Goal -
Substitute "band-label" for every "peak-label" in the material below, and reproduce all other text unchanged.

Recorded data -

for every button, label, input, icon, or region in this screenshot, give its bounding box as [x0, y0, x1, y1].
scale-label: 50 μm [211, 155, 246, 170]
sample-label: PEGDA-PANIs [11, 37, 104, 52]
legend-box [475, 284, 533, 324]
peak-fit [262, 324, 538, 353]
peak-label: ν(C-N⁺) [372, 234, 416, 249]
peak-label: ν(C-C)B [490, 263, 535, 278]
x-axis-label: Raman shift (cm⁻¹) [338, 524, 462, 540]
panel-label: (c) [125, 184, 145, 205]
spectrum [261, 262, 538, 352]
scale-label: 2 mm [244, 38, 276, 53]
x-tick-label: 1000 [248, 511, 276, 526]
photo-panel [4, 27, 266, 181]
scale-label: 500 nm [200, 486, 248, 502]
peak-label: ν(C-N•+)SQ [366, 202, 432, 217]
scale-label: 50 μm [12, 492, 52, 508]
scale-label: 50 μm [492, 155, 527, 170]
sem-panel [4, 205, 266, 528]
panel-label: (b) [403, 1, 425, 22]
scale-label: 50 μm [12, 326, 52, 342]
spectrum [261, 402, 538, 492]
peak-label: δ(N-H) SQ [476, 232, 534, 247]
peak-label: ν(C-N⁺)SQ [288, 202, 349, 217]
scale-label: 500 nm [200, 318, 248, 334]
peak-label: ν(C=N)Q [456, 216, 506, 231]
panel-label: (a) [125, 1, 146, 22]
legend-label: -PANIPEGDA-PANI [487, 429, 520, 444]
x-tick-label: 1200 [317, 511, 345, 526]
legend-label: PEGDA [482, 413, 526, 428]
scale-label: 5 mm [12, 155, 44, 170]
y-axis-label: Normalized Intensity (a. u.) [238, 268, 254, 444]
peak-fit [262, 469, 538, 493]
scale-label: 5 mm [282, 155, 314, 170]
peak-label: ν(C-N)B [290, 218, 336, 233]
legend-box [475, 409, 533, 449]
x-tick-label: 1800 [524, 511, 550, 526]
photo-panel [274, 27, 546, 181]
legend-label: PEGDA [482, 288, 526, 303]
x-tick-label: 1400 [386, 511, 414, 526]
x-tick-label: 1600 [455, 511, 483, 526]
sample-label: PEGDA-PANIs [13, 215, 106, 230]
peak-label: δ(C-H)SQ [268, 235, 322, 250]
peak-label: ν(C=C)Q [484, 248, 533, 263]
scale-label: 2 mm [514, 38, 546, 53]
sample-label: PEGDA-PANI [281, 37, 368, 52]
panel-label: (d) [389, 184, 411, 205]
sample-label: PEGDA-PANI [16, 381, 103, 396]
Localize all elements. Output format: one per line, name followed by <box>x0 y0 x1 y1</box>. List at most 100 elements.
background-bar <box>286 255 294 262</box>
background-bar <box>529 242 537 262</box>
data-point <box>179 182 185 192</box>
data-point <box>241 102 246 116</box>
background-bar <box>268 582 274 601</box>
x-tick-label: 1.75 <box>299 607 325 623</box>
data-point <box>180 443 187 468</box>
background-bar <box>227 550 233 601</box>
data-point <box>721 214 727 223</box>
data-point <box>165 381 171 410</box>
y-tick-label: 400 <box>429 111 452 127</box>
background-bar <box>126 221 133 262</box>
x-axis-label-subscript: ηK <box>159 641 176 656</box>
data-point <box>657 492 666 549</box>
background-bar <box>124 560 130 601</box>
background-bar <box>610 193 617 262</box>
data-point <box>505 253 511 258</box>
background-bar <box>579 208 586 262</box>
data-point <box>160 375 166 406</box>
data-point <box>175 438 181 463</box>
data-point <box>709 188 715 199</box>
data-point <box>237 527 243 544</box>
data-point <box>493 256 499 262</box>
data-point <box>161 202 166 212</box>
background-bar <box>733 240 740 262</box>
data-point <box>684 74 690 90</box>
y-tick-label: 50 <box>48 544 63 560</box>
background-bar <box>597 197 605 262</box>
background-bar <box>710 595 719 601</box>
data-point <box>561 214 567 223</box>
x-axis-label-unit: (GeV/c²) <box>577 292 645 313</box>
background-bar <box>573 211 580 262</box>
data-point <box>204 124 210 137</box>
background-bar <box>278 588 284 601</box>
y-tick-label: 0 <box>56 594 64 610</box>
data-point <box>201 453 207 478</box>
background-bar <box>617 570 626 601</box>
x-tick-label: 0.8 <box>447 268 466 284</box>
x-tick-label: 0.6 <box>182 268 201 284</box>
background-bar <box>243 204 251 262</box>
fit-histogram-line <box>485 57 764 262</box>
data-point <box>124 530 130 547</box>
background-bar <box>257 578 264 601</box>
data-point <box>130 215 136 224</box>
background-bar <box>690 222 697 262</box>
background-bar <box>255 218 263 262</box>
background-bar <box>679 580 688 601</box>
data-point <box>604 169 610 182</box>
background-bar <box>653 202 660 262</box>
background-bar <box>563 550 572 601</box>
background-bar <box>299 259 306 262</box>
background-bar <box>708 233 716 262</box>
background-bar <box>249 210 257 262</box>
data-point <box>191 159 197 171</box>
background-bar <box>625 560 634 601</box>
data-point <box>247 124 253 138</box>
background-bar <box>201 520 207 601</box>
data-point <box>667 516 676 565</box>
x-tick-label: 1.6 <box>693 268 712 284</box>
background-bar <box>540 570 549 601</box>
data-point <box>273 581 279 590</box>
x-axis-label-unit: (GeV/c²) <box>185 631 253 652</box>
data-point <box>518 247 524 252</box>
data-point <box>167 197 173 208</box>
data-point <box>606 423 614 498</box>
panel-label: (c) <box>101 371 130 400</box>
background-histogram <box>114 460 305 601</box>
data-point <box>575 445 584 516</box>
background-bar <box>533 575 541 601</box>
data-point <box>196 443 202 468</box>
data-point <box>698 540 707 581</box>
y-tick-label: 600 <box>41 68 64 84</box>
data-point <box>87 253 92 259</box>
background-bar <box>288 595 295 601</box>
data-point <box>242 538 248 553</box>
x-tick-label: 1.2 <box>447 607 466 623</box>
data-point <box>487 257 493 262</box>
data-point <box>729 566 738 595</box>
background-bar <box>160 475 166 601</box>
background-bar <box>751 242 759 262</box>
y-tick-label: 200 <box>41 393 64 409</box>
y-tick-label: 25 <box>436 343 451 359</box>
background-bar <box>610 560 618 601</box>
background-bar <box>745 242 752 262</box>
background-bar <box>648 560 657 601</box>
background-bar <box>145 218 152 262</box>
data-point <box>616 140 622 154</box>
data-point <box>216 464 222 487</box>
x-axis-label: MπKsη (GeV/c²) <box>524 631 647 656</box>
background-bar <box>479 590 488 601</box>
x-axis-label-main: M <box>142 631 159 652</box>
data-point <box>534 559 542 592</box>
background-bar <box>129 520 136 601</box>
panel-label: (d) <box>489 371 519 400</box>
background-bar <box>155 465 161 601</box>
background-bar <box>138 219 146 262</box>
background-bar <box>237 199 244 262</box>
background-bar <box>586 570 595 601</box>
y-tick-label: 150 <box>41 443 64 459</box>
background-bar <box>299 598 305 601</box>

Answer below -
for every button, label, input, icon, or region in this screenshot, give its bounding box as [x0, y0, x1, y1].
scale-label: 50 μm [211, 155, 246, 170]
sample-label: PEGDA-PANIs [11, 37, 104, 52]
legend-box [475, 284, 533, 324]
peak-fit [262, 324, 538, 353]
band-label: ν(C-N⁺) [372, 234, 416, 249]
band-label: ν(C-C)B [490, 263, 535, 278]
x-axis-label: Raman shift (cm⁻¹) [338, 524, 462, 540]
panel-label: (c) [125, 184, 145, 205]
spectrum [261, 262, 538, 352]
scale-label: 2 mm [244, 38, 276, 53]
x-tick-label: 1000 [248, 511, 276, 526]
photo-panel [4, 27, 266, 181]
scale-label: 500 nm [200, 486, 248, 502]
band-label: ν(C-N•+)SQ [366, 202, 432, 217]
scale-label: 50 μm [12, 492, 52, 508]
scale-label: 50 μm [492, 155, 527, 170]
sem-panel [4, 205, 266, 528]
panel-label: (b) [403, 1, 425, 22]
scale-label: 50 μm [12, 326, 52, 342]
spectrum [261, 402, 538, 492]
band-label: δ(N-H) SQ [476, 232, 534, 247]
band-label: ν(C-N⁺)SQ [288, 202, 349, 217]
scale-label: 500 nm [200, 318, 248, 334]
band-label: ν(C=N)Q [456, 216, 506, 231]
panel-label: (a) [125, 1, 146, 22]
legend-label: -PANIPEGDA-PANI [487, 429, 520, 444]
x-tick-label: 1200 [317, 511, 345, 526]
legend-label: PEGDA [482, 413, 526, 428]
scale-label: 5 mm [12, 155, 44, 170]
y-axis-label: Normalized Intensity (a. u.) [238, 268, 254, 444]
peak-fit [262, 469, 538, 493]
scale-label: 5 mm [282, 155, 314, 170]
band-label: ν(C-N)B [290, 218, 336, 233]
legend-box [475, 409, 533, 449]
x-tick-label: 1800 [524, 511, 550, 526]
photo-panel [274, 27, 546, 181]
legend-label: PEGDA [482, 288, 526, 303]
x-tick-label: 1400 [386, 511, 414, 526]
x-tick-label: 1600 [455, 511, 483, 526]
sample-label: PEGDA-PANIs [13, 215, 106, 230]
band-label: δ(C-H)SQ [268, 235, 322, 250]
band-label: ν(C=C)Q [484, 248, 533, 263]
scale-label: 2 mm [514, 38, 546, 53]
sample-label: PEGDA-PANI [281, 37, 368, 52]
panel-label: (d) [389, 184, 411, 205]
sample-label: PEGDA-PANI [16, 381, 103, 396]
Localize all elements. Output format: one per line, name followed by <box>x0 y0 x1 y1</box>. List at most 100 elements.
background-bar <box>286 255 294 262</box>
background-bar <box>529 242 537 262</box>
data-point <box>179 182 185 192</box>
data-point <box>241 102 246 116</box>
background-bar <box>268 582 274 601</box>
x-tick-label: 1.75 <box>299 607 325 623</box>
data-point <box>180 443 187 468</box>
background-bar <box>227 550 233 601</box>
data-point <box>721 214 727 223</box>
data-point <box>165 381 171 410</box>
y-tick-label: 400 <box>429 111 452 127</box>
background-bar <box>126 221 133 262</box>
x-axis-label-subscript: ηK <box>159 641 176 656</box>
data-point <box>657 492 666 549</box>
background-bar <box>124 560 130 601</box>
background-bar <box>610 193 617 262</box>
data-point <box>505 253 511 258</box>
background-bar <box>579 208 586 262</box>
data-point <box>160 375 166 406</box>
data-point <box>175 438 181 463</box>
data-point <box>709 188 715 199</box>
data-point <box>237 527 243 544</box>
data-point <box>493 256 499 262</box>
data-point <box>161 202 166 212</box>
background-bar <box>733 240 740 262</box>
data-point <box>684 74 690 90</box>
y-tick-label: 50 <box>48 544 63 560</box>
background-bar <box>597 197 605 262</box>
background-bar <box>710 595 719 601</box>
data-point <box>561 214 567 223</box>
x-axis-label-unit: (GeV/c²) <box>577 292 645 313</box>
background-bar <box>573 211 580 262</box>
data-point <box>204 124 210 137</box>
background-bar <box>278 588 284 601</box>
y-tick-label: 0 <box>56 594 64 610</box>
data-point <box>201 453 207 478</box>
background-bar <box>617 570 626 601</box>
x-tick-label: 0.8 <box>447 268 466 284</box>
x-tick-label: 0.6 <box>182 268 201 284</box>
background-bar <box>243 204 251 262</box>
fit-histogram-line <box>485 57 764 262</box>
data-point <box>124 530 130 547</box>
background-bar <box>257 578 264 601</box>
data-point <box>130 215 136 224</box>
background-bar <box>690 222 697 262</box>
background-bar <box>255 218 263 262</box>
background-bar <box>679 580 688 601</box>
data-point <box>604 169 610 182</box>
background-bar <box>653 202 660 262</box>
background-bar <box>563 550 572 601</box>
background-bar <box>299 259 306 262</box>
background-bar <box>708 233 716 262</box>
background-bar <box>249 210 257 262</box>
data-point <box>191 159 197 171</box>
background-bar <box>625 560 634 601</box>
data-point <box>247 124 253 138</box>
background-bar <box>201 520 207 601</box>
data-point <box>667 516 676 565</box>
x-tick-label: 1.6 <box>693 268 712 284</box>
background-bar <box>540 570 549 601</box>
data-point <box>273 581 279 590</box>
x-axis-label-unit: (GeV/c²) <box>185 631 253 652</box>
data-point <box>518 247 524 252</box>
data-point <box>167 197 173 208</box>
data-point <box>606 423 614 498</box>
panel-label: (c) <box>101 371 130 400</box>
background-histogram <box>114 460 305 601</box>
data-point <box>575 445 584 516</box>
background-bar <box>533 575 541 601</box>
data-point <box>196 443 202 468</box>
data-point <box>698 540 707 581</box>
y-tick-label: 600 <box>41 68 64 84</box>
data-point <box>87 253 92 259</box>
background-bar <box>288 595 295 601</box>
data-point <box>242 538 248 553</box>
x-tick-label: 1.2 <box>447 607 466 623</box>
data-point <box>487 257 493 262</box>
data-point <box>729 566 738 595</box>
background-bar <box>160 475 166 601</box>
background-bar <box>751 242 759 262</box>
y-tick-label: 200 <box>41 393 64 409</box>
y-tick-label: 25 <box>436 343 451 359</box>
background-bar <box>610 560 618 601</box>
background-bar <box>745 242 752 262</box>
background-bar <box>648 560 657 601</box>
background-bar <box>145 218 152 262</box>
data-point <box>616 140 622 154</box>
data-point <box>216 464 222 487</box>
x-axis-label: MπKsη (GeV/c²) <box>524 631 647 656</box>
background-bar <box>479 590 488 601</box>
x-axis-label-main: M <box>142 631 159 652</box>
data-point <box>534 559 542 592</box>
background-bar <box>129 520 136 601</box>
panel-label: (d) <box>489 371 519 400</box>
background-bar <box>155 465 161 601</box>
background-bar <box>138 219 146 262</box>
background-bar <box>237 199 244 262</box>
background-bar <box>586 570 595 601</box>
y-tick-label: 150 <box>41 443 64 459</box>
background-bar <box>299 598 305 601</box>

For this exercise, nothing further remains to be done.